begin Dataset records

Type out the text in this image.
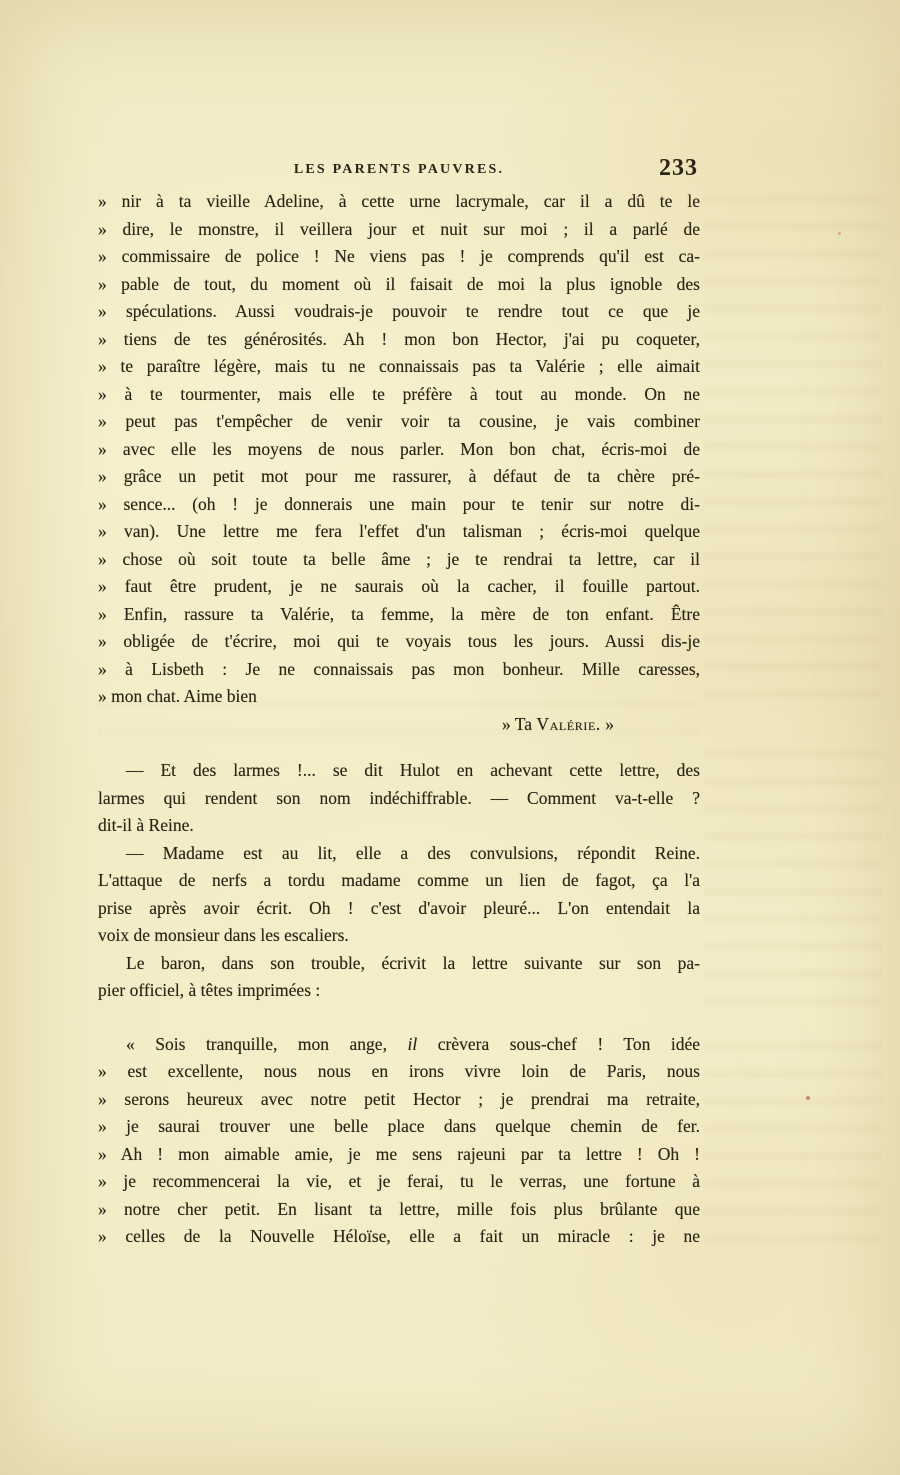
LES PARENTS PAUVRES.	233
» nir à ta vieille Adeline, à cette urne lacrymale, car il a dû te le
» dire, le monstre, il veillera jour et nuit sur moi ; il a parlé de
» commissaire de police ! Ne viens pas ! je comprends qu'il est ca-
» pable de tout, du moment où il faisait de moi la plus ignoble des
» spéculations. Aussi voudrais-je pouvoir te rendre tout ce que je
» tiens de tes générosités. Ah ! mon bon Hector, j'ai pu coqueter,
» te paraître légère, mais tu ne connaissais pas ta Valérie ; elle aimait
» à te tourmenter, mais elle te préfère à tout au monde. On ne
» peut pas t'empêcher de venir voir ta cousine, je vais combiner
» avec elle les moyens de nous parler. Mon bon chat, écris-moi de
» grâce un petit mot pour me rassurer, à défaut de ta chère pré-
» sence... (oh ! je donnerais une main pour te tenir sur notre di-
» van). Une lettre me fera l'effet d'un talisman ; écris-moi quelque
» chose où soit toute ta belle âme ; je te rendrai ta lettre, car il
» faut être prudent, je ne saurais où la cacher, il fouille partout.
» Enfin, rassure ta Valérie, ta femme, la mère de ton enfant. Être
» obligée de t'écrire, moi qui te voyais tous les jours. Aussi dis-je
» à Lisbeth : Je ne connaissais pas mon bonheur. Mille caresses,
» mon chat. Aime bien
» Ta Valérie. »
— Et des larmes !... se dit Hulot en achevant cette lettre, des
larmes qui rendent son nom indéchiffrable. — Comment va-t-elle ?
dit-il à Reine.
— Madame est au lit, elle a des convulsions, répondit Reine.
L'attaque de nerfs a tordu madame comme un lien de fagot, ça l'a
prise après avoir écrit. Oh ! c'est d'avoir pleuré... L'on entendait la
voix de monsieur dans les escaliers.
Le baron, dans son trouble, écrivit la lettre suivante sur son pa-
pier officiel, à têtes imprimées :
« Sois tranquille, mon ange, il crèvera sous-chef ! Ton idée
» est excellente, nous nous en irons vivre loin de Paris, nous
» serons heureux avec notre petit Hector ; je prendrai ma retraite,
» je saurai trouver une belle place dans quelque chemin de fer.
» Ah ! mon aimable amie, je me sens rajeuni par ta lettre ! Oh !
» je recommencerai la vie, et je ferai, tu le verras, une fortune à
» notre cher petit. En lisant ta lettre, mille fois plus brûlante que
» celles de la Nouvelle Héloïse, elle a fait un miracle : je ne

end Dataset records

(Given instruction): Repeat the listing verbatim. Skip the pictures.

(Response):
Type out the text in this image.
LES PARENTS PAUVRES.	233
» nir à ta vieille Adeline, à cette urne lacrymale, car il a dû te le
» dire, le monstre, il veillera jour et nuit sur moi ; il a parlé de
» commissaire de police ! Ne viens pas ! je comprends qu'il est ca-
» pable de tout, du moment où il faisait de moi la plus ignoble des
» spéculations. Aussi voudrais-je pouvoir te rendre tout ce que je
» tiens de tes générosités. Ah ! mon bon Hector, j'ai pu coqueter,
» te paraître légère, mais tu ne connaissais pas ta Valérie ; elle aimait
» à te tourmenter, mais elle te préfère à tout au monde. On ne
» peut pas t'empêcher de venir voir ta cousine, je vais combiner
» avec elle les moyens de nous parler. Mon bon chat, écris-moi de
» grâce un petit mot pour me rassurer, à défaut de ta chère pré-
» sence... (oh ! je donnerais une main pour te tenir sur notre di-
» van). Une lettre me fera l'effet d'un talisman ; écris-moi quelque
» chose où soit toute ta belle âme ; je te rendrai ta lettre, car il
» faut être prudent, je ne saurais où la cacher, il fouille partout.
» Enfin, rassure ta Valérie, ta femme, la mère de ton enfant. Être
» obligée de t'écrire, moi qui te voyais tous les jours. Aussi dis-je
» à Lisbeth : Je ne connaissais pas mon bonheur. Mille caresses,
» mon chat. Aime bien
» Ta Valérie. »
— Et des larmes !... se dit Hulot en achevant cette lettre, des
larmes qui rendent son nom indéchiffrable. — Comment va-t-elle ?
dit-il à Reine.
— Madame est au lit, elle a des convulsions, répondit Reine.
L'attaque de nerfs a tordu madame comme un lien de fagot, ça l'a
prise après avoir écrit. Oh ! c'est d'avoir pleuré... L'on entendait la
voix de monsieur dans les escaliers.
Le baron, dans son trouble, écrivit la lettre suivante sur son pa-
pier officiel, à têtes imprimées :
« Sois tranquille, mon ange, il crèvera sous-chef ! Ton idée
» est excellente, nous nous en irons vivre loin de Paris, nous
» serons heureux avec notre petit Hector ; je prendrai ma retraite,
» je saurai trouver une belle place dans quelque chemin de fer.
» Ah ! mon aimable amie, je me sens rajeuni par ta lettre ! Oh !
» je recommencerai la vie, et je ferai, tu le verras, une fortune à
» notre cher petit. En lisant ta lettre, mille fois plus brûlante que
» celles de la Nouvelle Héloïse, elle a fait un miracle : je ne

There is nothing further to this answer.